Material shown:
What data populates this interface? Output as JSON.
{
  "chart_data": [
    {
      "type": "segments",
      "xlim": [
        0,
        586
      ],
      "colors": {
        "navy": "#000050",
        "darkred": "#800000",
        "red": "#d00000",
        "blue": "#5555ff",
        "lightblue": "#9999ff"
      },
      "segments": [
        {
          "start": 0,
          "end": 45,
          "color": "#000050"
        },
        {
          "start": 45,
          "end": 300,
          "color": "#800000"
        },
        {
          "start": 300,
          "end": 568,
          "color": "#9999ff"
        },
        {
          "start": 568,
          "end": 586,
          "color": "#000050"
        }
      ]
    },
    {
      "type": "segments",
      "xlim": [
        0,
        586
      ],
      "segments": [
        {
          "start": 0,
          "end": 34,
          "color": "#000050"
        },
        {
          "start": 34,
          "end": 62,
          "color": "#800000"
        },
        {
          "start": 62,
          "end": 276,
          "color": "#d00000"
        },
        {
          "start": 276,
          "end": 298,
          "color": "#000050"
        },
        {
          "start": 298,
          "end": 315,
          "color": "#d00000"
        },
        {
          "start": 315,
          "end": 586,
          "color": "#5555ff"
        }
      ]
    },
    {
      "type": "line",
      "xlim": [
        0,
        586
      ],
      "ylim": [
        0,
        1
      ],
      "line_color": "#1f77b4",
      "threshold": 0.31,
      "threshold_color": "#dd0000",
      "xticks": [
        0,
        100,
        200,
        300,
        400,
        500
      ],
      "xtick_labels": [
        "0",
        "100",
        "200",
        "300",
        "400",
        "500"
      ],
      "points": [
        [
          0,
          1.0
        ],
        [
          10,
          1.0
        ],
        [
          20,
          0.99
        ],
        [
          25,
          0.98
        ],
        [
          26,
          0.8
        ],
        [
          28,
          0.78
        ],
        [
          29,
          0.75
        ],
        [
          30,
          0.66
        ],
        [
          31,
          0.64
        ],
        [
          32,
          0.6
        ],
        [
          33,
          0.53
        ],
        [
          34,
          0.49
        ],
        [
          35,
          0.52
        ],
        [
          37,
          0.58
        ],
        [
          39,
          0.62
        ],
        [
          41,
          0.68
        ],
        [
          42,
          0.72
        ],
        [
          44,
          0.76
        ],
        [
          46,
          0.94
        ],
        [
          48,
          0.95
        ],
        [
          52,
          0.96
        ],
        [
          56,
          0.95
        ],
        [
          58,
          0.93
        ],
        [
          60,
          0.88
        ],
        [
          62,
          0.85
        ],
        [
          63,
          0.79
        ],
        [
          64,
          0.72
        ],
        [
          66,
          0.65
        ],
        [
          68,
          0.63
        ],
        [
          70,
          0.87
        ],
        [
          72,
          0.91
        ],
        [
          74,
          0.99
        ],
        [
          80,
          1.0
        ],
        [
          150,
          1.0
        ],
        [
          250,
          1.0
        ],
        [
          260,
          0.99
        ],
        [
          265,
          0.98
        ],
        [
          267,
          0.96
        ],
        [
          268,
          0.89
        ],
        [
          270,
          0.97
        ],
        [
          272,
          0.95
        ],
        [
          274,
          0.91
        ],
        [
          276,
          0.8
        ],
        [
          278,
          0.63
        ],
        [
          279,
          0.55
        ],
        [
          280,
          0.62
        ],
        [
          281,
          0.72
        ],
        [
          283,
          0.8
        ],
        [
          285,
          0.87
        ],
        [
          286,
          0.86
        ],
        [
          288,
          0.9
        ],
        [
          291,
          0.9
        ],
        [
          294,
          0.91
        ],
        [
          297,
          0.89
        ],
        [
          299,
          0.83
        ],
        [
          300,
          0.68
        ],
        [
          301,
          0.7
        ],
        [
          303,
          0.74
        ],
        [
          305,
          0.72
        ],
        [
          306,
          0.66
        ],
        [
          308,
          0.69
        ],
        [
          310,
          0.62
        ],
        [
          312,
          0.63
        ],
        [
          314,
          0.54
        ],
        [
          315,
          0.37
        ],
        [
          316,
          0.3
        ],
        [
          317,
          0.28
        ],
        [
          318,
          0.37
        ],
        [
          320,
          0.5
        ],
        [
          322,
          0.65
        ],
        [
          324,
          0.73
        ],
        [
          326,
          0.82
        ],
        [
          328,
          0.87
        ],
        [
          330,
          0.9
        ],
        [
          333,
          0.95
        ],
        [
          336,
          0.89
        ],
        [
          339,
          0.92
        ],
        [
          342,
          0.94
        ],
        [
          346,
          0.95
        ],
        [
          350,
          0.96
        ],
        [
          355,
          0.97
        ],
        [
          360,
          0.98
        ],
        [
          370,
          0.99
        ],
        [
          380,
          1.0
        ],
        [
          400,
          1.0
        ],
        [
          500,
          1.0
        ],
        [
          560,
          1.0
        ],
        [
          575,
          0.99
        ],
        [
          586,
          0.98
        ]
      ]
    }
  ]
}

Task directions:
Give the data again, exactly as it stands.

Task solution:
What data populates this interface? Output as JSON.
{
  "chart_data": [
    {
      "type": "segments",
      "xlim": [
        0,
        586
      ],
      "colors": {
        "navy": "#000050",
        "darkred": "#800000",
        "red": "#d00000",
        "blue": "#5555ff",
        "lightblue": "#9999ff"
      },
      "segments": [
        {
          "start": 0,
          "end": 45,
          "color": "#000050"
        },
        {
          "start": 45,
          "end": 300,
          "color": "#800000"
        },
        {
          "start": 300,
          "end": 568,
          "color": "#9999ff"
        },
        {
          "start": 568,
          "end": 586,
          "color": "#000050"
        }
      ]
    },
    {
      "type": "segments",
      "xlim": [
        0,
        586
      ],
      "segments": [
        {
          "start": 0,
          "end": 34,
          "color": "#000050"
        },
        {
          "start": 34,
          "end": 62,
          "color": "#800000"
        },
        {
          "start": 62,
          "end": 276,
          "color": "#d00000"
        },
        {
          "start": 276,
          "end": 298,
          "color": "#000050"
        },
        {
          "start": 298,
          "end": 315,
          "color": "#d00000"
        },
        {
          "start": 315,
          "end": 586,
          "color": "#5555ff"
        }
      ]
    },
    {
      "type": "line",
      "xlim": [
        0,
        586
      ],
      "ylim": [
        0,
        1
      ],
      "line_color": "#1f77b4",
      "threshold": 0.31,
      "threshold_color": "#dd0000",
      "xticks": [
        0,
        100,
        200,
        300,
        400,
        500
      ],
      "xtick_labels": [
        "0",
        "100",
        "200",
        "300",
        "400",
        "500"
      ],
      "points": [
        [
          0,
          1.0
        ],
        [
          10,
          1.0
        ],
        [
          20,
          0.99
        ],
        [
          25,
          0.98
        ],
        [
          26,
          0.8
        ],
        [
          28,
          0.78
        ],
        [
          29,
          0.75
        ],
        [
          30,
          0.66
        ],
        [
          31,
          0.64
        ],
        [
          32,
          0.6
        ],
        [
          33,
          0.53
        ],
        [
          34,
          0.49
        ],
        [
          35,
          0.52
        ],
        [
          37,
          0.58
        ],
        [
          39,
          0.62
        ],
        [
          41,
          0.68
        ],
        [
          42,
          0.72
        ],
        [
          44,
          0.76
        ],
        [
          46,
          0.94
        ],
        [
          48,
          0.95
        ],
        [
          52,
          0.96
        ],
        [
          56,
          0.95
        ],
        [
          58,
          0.93
        ],
        [
          60,
          0.88
        ],
        [
          62,
          0.85
        ],
        [
          63,
          0.79
        ],
        [
          64,
          0.72
        ],
        [
          66,
          0.65
        ],
        [
          68,
          0.63
        ],
        [
          70,
          0.87
        ],
        [
          72,
          0.91
        ],
        [
          74,
          0.99
        ],
        [
          80,
          1.0
        ],
        [
          150,
          1.0
        ],
        [
          250,
          1.0
        ],
        [
          260,
          0.99
        ],
        [
          265,
          0.98
        ],
        [
          267,
          0.96
        ],
        [
          268,
          0.89
        ],
        [
          270,
          0.97
        ],
        [
          272,
          0.95
        ],
        [
          274,
          0.91
        ],
        [
          276,
          0.8
        ],
        [
          278,
          0.63
        ],
        [
          279,
          0.55
        ],
        [
          280,
          0.62
        ],
        [
          281,
          0.72
        ],
        [
          283,
          0.8
        ],
        [
          285,
          0.87
        ],
        [
          286,
          0.86
        ],
        [
          288,
          0.9
        ],
        [
          291,
          0.9
        ],
        [
          294,
          0.91
        ],
        [
          297,
          0.89
        ],
        [
          299,
          0.83
        ],
        [
          300,
          0.68
        ],
        [
          301,
          0.7
        ],
        [
          303,
          0.74
        ],
        [
          305,
          0.72
        ],
        [
          306,
          0.66
        ],
        [
          308,
          0.69
        ],
        [
          310,
          0.62
        ],
        [
          312,
          0.63
        ],
        [
          314,
          0.54
        ],
        [
          315,
          0.37
        ],
        [
          316,
          0.3
        ],
        [
          317,
          0.28
        ],
        [
          318,
          0.37
        ],
        [
          320,
          0.5
        ],
        [
          322,
          0.65
        ],
        [
          324,
          0.73
        ],
        [
          326,
          0.82
        ],
        [
          328,
          0.87
        ],
        [
          330,
          0.9
        ],
        [
          333,
          0.95
        ],
        [
          336,
          0.89
        ],
        [
          339,
          0.92
        ],
        [
          342,
          0.94
        ],
        [
          346,
          0.95
        ],
        [
          350,
          0.96
        ],
        [
          355,
          0.97
        ],
        [
          360,
          0.98
        ],
        [
          370,
          0.99
        ],
        [
          380,
          1.0
        ],
        [
          400,
          1.0
        ],
        [
          500,
          1.0
        ],
        [
          560,
          1.0
        ],
        [
          575,
          0.99
        ],
        [
          586,
          0.98
        ]
      ]
    }
  ]
}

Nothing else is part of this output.